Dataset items
# # # #

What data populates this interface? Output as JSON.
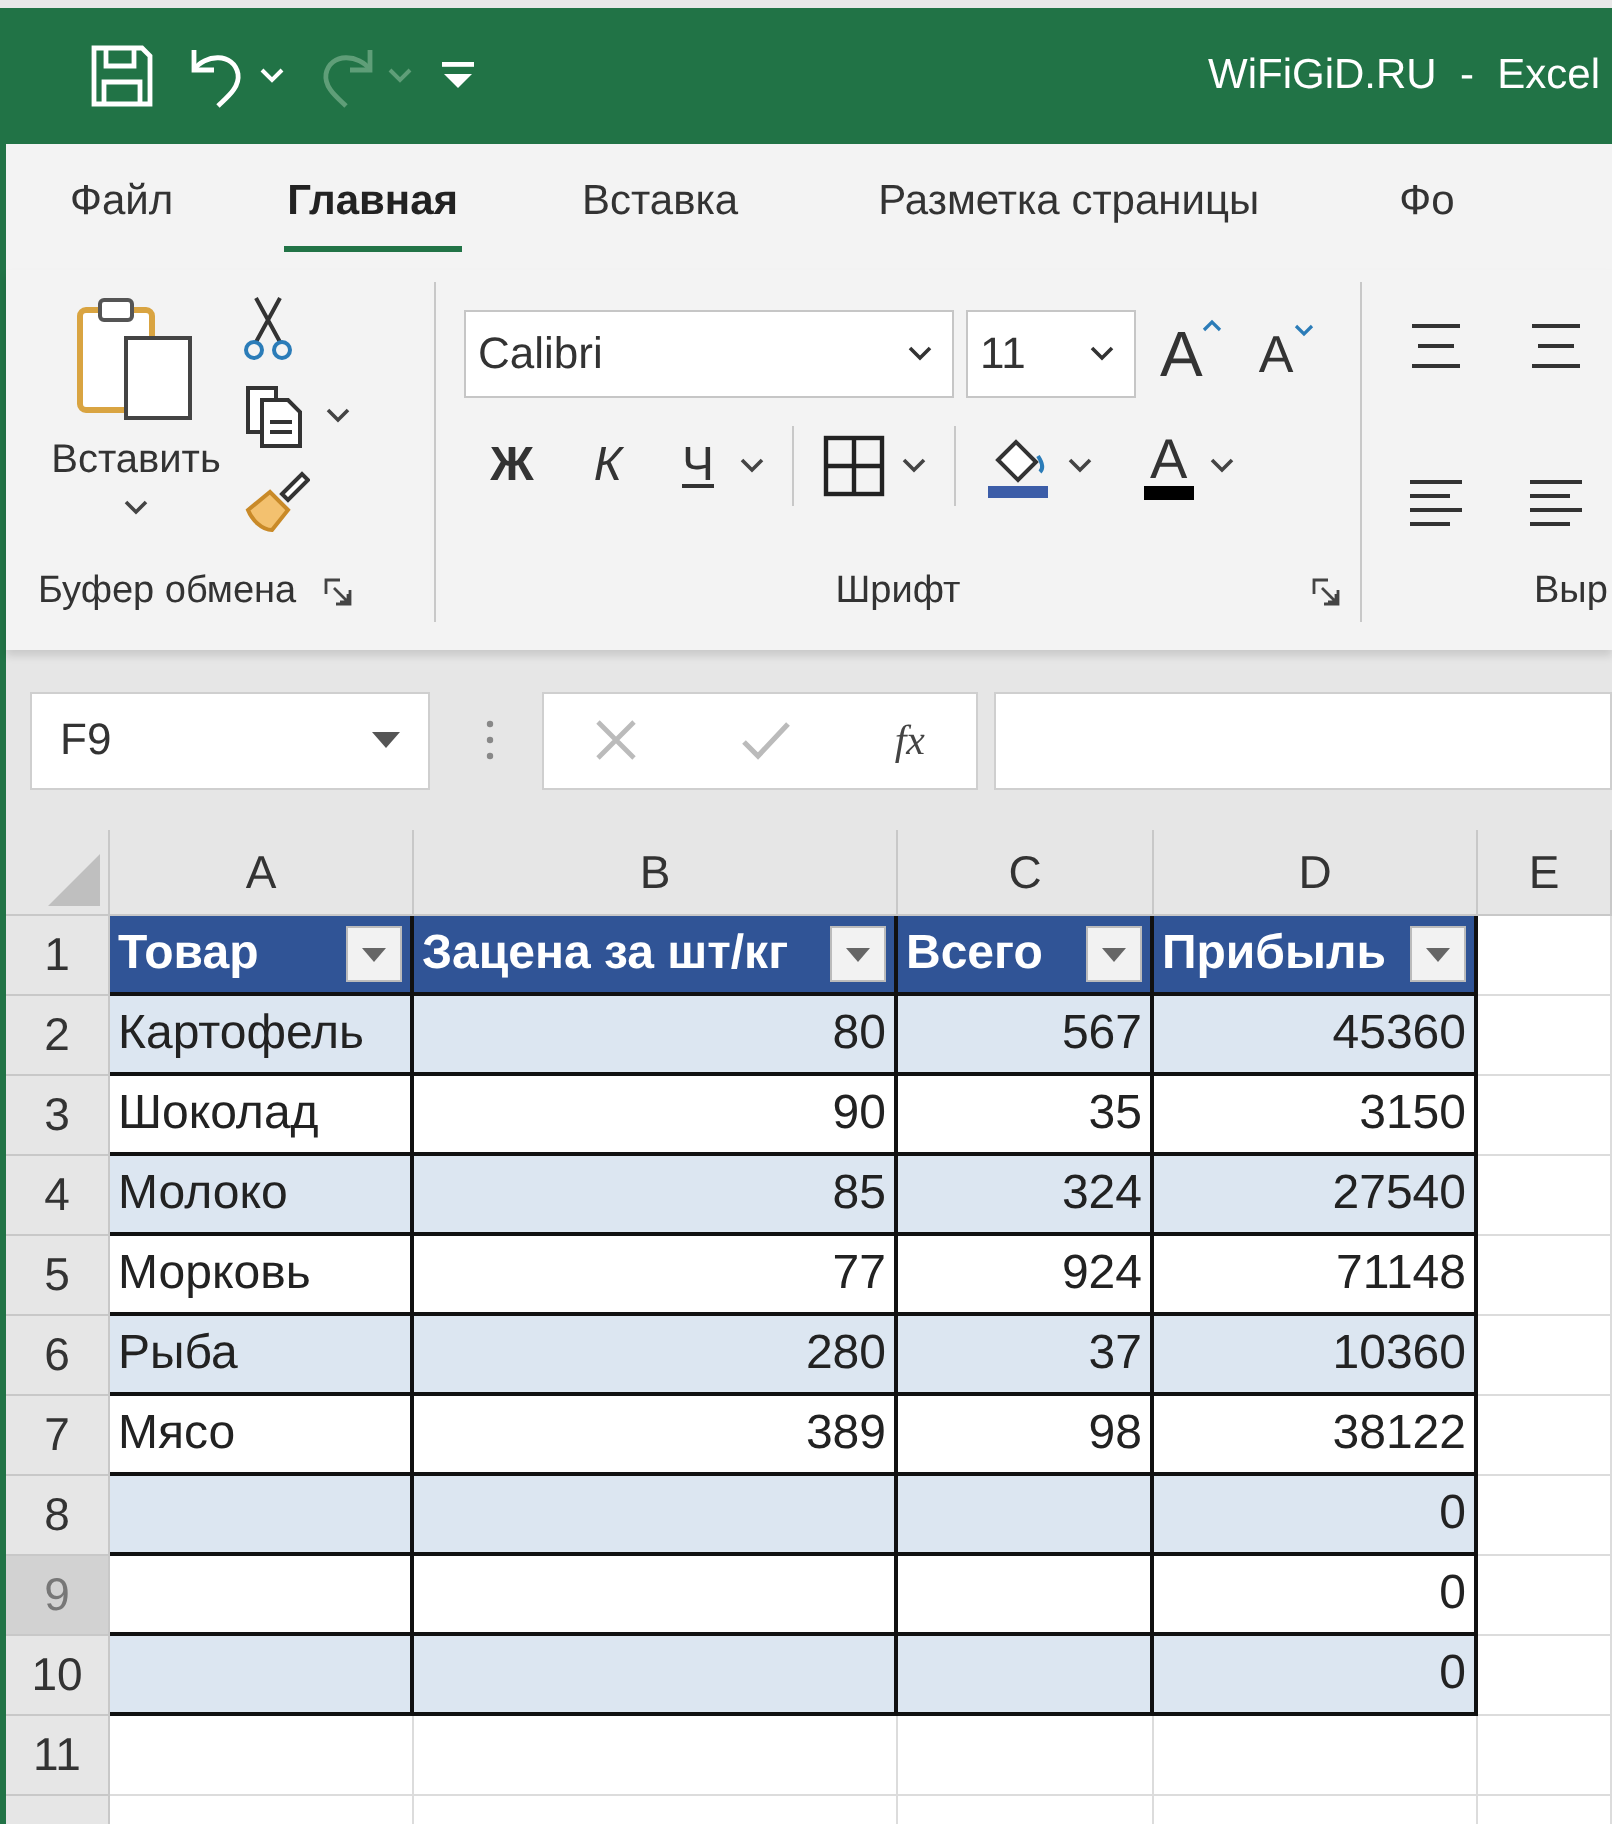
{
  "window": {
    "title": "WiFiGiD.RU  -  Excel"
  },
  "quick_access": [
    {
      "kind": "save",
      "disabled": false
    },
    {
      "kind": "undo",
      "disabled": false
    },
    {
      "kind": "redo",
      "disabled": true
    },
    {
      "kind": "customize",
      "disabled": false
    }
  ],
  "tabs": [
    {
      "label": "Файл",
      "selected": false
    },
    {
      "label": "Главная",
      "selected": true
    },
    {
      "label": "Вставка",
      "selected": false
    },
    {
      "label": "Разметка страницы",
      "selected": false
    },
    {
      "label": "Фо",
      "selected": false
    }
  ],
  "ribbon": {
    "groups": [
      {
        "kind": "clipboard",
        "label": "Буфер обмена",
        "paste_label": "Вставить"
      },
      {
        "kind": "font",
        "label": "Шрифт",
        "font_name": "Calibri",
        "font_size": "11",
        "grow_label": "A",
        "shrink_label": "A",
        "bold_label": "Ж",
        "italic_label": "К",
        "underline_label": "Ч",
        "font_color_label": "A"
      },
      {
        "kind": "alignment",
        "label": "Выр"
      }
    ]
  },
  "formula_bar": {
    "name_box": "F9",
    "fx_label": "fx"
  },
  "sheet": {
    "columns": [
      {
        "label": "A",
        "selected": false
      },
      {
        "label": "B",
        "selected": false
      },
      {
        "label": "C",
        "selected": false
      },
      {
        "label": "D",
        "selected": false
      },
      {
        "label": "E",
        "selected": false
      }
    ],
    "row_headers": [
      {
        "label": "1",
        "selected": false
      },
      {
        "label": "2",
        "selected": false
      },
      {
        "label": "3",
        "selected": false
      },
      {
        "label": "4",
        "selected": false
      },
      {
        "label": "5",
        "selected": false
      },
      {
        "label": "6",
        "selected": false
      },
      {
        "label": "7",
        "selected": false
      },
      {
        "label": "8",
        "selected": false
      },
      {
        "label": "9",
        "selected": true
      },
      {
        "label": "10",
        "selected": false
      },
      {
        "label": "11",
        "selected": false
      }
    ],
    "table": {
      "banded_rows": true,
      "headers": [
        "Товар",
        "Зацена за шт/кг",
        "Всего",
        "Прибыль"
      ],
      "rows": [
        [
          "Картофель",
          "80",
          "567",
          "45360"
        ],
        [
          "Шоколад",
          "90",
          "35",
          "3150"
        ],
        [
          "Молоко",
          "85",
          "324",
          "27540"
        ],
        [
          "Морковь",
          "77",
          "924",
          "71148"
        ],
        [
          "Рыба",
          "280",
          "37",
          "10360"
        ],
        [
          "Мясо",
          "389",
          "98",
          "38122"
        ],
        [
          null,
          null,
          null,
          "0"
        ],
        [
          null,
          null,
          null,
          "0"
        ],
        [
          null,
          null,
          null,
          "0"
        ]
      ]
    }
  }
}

# # # #

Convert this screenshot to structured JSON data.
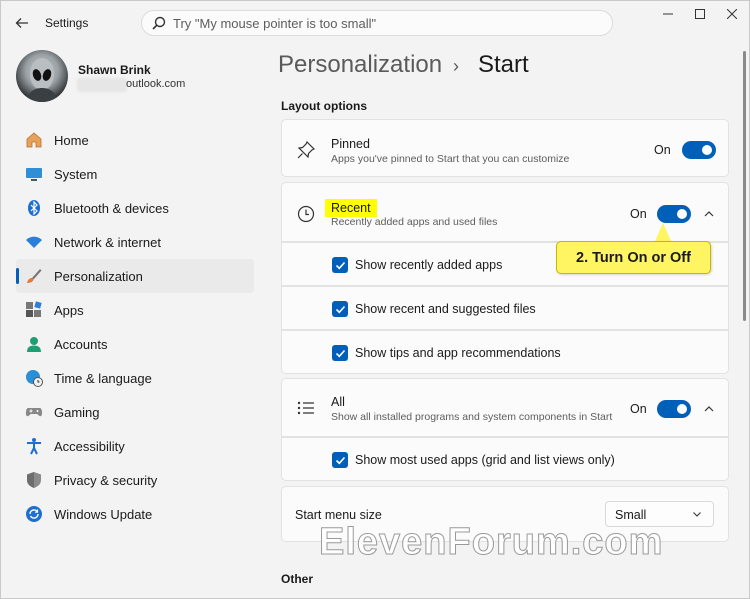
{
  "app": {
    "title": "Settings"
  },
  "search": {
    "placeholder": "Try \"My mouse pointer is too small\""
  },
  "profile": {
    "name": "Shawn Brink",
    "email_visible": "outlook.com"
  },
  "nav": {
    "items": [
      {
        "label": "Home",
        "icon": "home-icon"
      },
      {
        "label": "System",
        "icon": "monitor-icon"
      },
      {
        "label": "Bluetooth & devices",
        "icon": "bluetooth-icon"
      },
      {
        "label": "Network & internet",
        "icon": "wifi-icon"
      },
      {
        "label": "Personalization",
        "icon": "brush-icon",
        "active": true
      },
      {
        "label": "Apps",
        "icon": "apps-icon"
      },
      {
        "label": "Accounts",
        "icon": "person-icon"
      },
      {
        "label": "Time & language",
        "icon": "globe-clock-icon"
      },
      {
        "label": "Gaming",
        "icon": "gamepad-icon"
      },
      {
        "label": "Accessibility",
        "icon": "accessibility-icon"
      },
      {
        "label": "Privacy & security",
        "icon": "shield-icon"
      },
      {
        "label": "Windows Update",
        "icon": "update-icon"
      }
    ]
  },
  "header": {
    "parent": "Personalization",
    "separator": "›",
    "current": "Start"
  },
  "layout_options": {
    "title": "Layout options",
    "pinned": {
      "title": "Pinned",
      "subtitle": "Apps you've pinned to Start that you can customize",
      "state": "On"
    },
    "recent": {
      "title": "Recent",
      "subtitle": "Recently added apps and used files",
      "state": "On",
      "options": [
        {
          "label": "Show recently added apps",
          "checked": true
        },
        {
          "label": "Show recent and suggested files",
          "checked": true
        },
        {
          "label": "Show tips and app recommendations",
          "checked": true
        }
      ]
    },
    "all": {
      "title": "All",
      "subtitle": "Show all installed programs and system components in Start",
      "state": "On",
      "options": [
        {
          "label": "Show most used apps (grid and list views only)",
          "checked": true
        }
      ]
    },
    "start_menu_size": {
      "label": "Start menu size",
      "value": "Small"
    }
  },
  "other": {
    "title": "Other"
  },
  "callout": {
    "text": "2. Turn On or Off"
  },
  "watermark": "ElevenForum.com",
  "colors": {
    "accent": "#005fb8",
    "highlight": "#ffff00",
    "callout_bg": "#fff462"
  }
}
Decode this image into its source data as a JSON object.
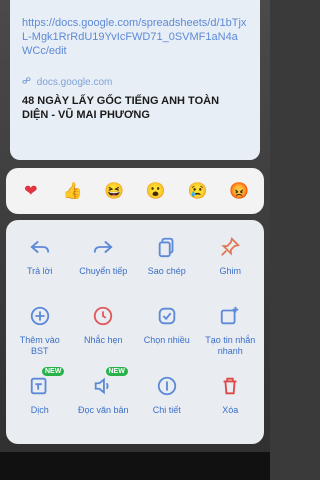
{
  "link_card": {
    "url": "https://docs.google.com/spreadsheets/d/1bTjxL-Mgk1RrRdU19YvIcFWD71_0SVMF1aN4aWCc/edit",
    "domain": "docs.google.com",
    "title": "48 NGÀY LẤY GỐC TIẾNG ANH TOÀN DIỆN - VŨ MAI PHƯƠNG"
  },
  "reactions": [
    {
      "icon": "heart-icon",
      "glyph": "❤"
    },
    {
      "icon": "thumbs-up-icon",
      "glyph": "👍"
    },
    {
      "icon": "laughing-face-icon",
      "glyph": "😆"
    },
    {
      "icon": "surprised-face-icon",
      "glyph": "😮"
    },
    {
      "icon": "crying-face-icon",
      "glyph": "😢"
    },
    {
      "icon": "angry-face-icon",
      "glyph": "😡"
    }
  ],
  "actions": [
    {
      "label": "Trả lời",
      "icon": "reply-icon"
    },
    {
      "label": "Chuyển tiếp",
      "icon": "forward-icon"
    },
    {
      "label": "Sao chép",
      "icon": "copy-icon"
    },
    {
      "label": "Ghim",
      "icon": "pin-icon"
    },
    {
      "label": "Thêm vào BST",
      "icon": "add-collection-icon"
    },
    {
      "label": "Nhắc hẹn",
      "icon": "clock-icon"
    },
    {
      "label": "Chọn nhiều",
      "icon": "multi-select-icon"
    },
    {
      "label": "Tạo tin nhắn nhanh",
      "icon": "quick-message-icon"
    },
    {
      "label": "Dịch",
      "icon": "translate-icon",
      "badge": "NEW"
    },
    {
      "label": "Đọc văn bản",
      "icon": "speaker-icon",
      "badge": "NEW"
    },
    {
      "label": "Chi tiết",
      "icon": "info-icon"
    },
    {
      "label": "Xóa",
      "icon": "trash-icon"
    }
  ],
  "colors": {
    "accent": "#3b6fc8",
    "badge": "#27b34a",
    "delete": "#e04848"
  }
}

# # # #

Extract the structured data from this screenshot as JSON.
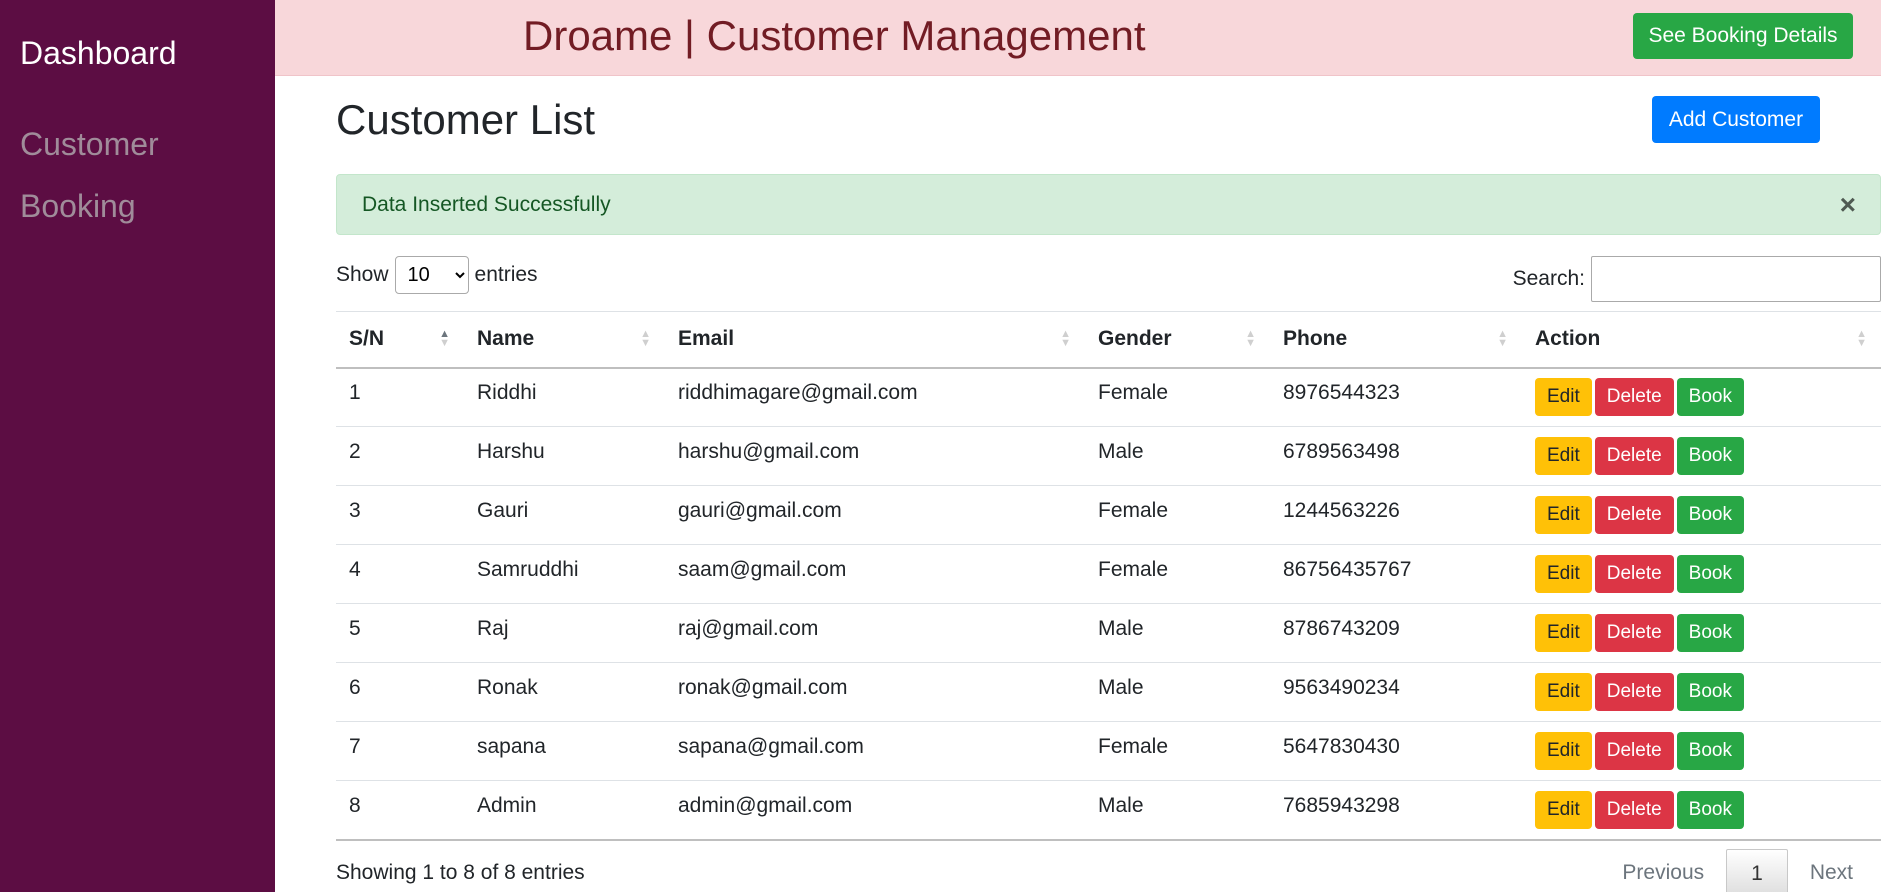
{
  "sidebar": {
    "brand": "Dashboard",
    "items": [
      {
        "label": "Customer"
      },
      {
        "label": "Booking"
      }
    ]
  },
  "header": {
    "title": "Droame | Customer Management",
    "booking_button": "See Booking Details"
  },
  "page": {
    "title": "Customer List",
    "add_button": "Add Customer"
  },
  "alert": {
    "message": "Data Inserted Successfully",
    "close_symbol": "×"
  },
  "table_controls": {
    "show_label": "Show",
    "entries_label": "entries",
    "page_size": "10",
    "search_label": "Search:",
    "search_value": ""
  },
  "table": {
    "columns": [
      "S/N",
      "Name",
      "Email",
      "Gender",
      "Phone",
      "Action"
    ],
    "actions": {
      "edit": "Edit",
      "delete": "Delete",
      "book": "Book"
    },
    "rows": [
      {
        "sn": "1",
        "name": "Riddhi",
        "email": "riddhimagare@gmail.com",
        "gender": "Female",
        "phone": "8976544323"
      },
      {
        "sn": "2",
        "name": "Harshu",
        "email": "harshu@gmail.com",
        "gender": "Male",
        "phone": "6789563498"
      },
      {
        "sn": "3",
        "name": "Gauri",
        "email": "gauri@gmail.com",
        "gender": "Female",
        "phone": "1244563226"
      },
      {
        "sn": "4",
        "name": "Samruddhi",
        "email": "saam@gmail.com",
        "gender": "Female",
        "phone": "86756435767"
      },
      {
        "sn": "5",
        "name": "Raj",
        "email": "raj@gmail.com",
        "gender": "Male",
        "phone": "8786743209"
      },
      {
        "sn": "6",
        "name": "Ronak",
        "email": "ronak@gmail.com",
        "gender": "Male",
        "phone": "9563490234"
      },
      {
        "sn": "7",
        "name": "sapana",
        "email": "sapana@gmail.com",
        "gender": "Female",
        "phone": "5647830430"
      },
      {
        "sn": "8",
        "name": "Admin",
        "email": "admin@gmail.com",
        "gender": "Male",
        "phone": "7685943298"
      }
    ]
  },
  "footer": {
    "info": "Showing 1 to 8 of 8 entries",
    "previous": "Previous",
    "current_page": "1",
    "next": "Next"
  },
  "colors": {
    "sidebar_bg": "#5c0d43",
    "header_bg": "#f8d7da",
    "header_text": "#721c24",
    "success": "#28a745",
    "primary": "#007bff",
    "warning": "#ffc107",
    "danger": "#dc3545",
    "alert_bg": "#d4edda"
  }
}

# # # #

Return every line from the records above that holds the word "Personalization".

* [Written solution]
        "label": "Personalization",
    "parent": "Personalization",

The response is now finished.